• Provided data
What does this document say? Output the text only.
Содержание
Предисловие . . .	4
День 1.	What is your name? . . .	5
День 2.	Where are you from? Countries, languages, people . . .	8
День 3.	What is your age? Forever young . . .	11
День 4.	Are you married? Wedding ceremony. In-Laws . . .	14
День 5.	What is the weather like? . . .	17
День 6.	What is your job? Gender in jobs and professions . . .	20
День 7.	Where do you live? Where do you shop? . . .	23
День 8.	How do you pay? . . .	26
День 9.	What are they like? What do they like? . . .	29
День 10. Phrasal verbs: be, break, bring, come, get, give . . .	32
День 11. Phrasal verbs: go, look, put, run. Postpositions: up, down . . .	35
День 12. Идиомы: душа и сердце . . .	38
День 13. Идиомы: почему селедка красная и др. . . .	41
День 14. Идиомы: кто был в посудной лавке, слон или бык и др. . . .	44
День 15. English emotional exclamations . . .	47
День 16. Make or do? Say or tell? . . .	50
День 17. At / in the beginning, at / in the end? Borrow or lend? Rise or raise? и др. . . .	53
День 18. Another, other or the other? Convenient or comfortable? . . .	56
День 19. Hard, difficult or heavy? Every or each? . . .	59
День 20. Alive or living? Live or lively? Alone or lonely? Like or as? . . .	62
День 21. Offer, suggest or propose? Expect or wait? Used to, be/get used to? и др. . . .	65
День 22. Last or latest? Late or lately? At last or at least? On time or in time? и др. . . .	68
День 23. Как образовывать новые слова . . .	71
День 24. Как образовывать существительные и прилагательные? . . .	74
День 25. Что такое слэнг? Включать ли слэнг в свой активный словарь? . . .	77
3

• Written task
Write out the records above again, keeping each one identical to the original.

• Answer in full
What does this document say? Output the text only.
Содержание
Предисловие . . .	4
День 1.	What is your name? . . .	5
День 2.	Where are you from? Countries, languages, people . . .	8
День 3.	What is your age? Forever young . . .	11
День 4.	Are you married? Wedding ceremony. In-Laws . . .	14
День 5.	What is the weather like? . . .	17
День 6.	What is your job? Gender in jobs and professions . . .	20
День 7.	Where do you live? Where do you shop? . . .	23
День 8.	How do you pay? . . .	26
День 9.	What are they like? What do they like? . . .	29
День 10. Phrasal verbs: be, break, bring, come, get, give . . .	32
День 11. Phrasal verbs: go, look, put, run. Postpositions: up, down . . .	35
День 12. Идиомы: душа и сердце . . .	38
День 13. Идиомы: почему селедка красная и др. . . .	41
День 14. Идиомы: кто был в посудной лавке, слон или бык и др. . . .	44
День 15. English emotional exclamations . . .	47
День 16. Make or do? Say or tell? . . .	50
День 17. At / in the beginning, at / in the end? Borrow or lend? Rise or raise? и др. . . .	53
День 18. Another, other or the other? Convenient or comfortable? . . .	56
День 19. Hard, difficult or heavy? Every or each? . . .	59
День 20. Alive or living? Live or lively? Alone or lonely? Like or as? . . .	62
День 21. Offer, suggest or propose? Expect or wait? Used to, be/get used to? и др. . . .	65
День 22. Last or latest? Late or lately? At last or at least? On time or in time? и др. . . .	68
День 23. Как образовывать новые слова . . .	71
День 24. Как образовывать существительные и прилагательные? . . .	74
День 25. Что такое слэнг? Включать ли слэнг в свой активный словарь? . . .	77
3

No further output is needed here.